--- START ---

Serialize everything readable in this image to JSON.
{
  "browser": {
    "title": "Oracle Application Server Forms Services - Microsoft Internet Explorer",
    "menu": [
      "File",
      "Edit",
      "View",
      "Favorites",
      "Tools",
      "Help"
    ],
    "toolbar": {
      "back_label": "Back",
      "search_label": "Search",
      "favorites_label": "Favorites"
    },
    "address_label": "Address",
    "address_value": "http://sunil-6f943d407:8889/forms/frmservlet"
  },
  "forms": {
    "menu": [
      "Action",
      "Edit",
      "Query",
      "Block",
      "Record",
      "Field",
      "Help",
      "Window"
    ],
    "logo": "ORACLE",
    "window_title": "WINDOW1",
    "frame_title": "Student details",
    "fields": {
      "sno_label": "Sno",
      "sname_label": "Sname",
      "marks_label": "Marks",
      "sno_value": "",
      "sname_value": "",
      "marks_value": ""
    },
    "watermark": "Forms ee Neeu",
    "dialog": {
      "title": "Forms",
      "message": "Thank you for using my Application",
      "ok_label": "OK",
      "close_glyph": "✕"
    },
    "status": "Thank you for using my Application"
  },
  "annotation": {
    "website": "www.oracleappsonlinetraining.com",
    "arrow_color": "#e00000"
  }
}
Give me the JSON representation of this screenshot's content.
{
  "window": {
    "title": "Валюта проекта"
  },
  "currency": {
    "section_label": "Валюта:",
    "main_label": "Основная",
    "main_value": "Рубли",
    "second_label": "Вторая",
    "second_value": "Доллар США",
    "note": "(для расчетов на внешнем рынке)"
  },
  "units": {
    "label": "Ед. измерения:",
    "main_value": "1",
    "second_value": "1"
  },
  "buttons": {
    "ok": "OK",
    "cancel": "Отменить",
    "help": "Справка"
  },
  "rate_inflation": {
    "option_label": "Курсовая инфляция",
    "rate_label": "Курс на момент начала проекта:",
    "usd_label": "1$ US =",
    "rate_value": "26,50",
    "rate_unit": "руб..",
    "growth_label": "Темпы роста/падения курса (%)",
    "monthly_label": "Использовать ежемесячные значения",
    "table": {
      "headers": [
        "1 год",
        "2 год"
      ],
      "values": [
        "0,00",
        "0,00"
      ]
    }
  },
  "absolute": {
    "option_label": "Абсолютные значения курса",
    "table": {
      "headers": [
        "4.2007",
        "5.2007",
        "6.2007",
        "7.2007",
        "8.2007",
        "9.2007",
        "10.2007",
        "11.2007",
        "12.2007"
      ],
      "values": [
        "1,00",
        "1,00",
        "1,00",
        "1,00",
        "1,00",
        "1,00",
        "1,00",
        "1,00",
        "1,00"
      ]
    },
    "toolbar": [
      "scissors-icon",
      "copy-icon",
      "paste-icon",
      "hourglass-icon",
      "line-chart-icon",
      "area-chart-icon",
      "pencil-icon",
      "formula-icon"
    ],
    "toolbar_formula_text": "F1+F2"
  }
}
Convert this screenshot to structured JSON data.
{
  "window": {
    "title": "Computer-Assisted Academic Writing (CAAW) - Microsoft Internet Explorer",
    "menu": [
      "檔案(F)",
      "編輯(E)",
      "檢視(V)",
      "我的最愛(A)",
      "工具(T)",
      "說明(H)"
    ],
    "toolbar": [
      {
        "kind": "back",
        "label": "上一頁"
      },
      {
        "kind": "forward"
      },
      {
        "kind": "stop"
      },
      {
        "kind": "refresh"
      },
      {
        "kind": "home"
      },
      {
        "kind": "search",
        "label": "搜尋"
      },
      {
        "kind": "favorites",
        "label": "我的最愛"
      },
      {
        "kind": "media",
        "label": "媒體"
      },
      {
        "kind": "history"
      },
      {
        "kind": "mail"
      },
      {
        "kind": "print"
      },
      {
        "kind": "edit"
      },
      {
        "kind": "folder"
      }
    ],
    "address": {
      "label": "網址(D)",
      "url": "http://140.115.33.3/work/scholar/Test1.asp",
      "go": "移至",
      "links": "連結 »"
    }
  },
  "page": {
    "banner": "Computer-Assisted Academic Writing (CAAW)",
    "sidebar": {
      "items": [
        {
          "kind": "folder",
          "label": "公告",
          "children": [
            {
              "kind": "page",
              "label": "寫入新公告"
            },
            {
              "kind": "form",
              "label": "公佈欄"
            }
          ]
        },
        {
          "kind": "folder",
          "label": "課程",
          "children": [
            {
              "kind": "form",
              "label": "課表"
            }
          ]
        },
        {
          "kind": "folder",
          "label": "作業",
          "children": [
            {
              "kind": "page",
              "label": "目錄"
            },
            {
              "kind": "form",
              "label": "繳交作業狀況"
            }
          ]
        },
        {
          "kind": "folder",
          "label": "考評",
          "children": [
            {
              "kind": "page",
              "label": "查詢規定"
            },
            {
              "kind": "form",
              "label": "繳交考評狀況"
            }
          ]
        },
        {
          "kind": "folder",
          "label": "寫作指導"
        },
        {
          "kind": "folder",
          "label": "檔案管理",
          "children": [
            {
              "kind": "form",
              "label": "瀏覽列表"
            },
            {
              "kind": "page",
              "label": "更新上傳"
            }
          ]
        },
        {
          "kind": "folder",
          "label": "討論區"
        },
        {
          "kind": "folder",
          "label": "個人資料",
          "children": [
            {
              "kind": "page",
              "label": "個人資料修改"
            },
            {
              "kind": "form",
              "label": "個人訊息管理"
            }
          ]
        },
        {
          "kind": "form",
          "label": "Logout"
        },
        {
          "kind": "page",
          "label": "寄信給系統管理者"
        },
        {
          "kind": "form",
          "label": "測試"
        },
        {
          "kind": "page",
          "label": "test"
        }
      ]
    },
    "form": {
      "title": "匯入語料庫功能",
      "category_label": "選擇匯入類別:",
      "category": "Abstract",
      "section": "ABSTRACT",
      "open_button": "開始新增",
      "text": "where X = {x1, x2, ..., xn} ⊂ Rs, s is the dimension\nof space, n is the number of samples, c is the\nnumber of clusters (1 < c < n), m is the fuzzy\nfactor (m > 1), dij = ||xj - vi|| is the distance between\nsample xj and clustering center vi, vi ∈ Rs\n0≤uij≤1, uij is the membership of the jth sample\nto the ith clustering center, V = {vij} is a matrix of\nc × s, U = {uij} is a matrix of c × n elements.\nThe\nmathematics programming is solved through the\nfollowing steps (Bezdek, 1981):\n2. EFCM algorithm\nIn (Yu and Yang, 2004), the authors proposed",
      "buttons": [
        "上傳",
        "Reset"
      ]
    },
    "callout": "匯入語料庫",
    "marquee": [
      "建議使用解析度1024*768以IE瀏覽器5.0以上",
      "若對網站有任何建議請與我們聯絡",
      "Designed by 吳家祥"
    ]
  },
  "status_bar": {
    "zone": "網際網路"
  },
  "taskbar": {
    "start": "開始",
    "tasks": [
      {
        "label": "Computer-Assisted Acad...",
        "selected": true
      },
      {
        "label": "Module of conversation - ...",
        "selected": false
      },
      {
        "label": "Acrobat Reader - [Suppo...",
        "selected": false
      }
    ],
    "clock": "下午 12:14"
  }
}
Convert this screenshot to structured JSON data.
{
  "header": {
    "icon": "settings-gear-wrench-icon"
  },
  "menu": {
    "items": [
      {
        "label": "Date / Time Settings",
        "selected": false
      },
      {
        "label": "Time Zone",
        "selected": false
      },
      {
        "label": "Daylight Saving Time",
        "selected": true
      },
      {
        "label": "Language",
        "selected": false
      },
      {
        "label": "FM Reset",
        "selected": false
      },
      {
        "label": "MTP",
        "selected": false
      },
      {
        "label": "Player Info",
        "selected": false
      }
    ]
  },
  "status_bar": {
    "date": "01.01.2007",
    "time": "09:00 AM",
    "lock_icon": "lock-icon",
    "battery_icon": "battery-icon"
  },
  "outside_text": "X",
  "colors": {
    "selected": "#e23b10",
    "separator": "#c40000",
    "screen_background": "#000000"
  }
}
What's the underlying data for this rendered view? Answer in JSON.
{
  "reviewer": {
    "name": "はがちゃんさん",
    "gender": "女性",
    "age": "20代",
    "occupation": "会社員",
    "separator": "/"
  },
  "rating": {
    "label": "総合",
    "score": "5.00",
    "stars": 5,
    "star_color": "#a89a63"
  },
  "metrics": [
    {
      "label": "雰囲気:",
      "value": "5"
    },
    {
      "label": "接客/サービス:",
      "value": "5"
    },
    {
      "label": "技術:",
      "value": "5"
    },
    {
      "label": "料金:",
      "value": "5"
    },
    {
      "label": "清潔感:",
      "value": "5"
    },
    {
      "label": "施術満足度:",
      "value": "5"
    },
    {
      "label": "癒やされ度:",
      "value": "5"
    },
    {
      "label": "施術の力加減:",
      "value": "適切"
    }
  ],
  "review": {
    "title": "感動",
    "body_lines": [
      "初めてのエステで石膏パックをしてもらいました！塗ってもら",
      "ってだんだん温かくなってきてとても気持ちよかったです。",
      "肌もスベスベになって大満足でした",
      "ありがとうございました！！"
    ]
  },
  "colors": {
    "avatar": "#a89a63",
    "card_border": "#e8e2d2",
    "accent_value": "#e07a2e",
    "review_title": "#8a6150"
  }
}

--- END ---

» AIM OF THE EXERCISE
Using the records above, pull out each line where the word "Microsoft" occurs.

» ANSWER BELOW
    "title": "Oracle Application Server Forms Services - Microsoft Internet Explorer",
    "title": "Computer-Assisted Academic Writing (CAAW) - Microsoft Internet Explorer",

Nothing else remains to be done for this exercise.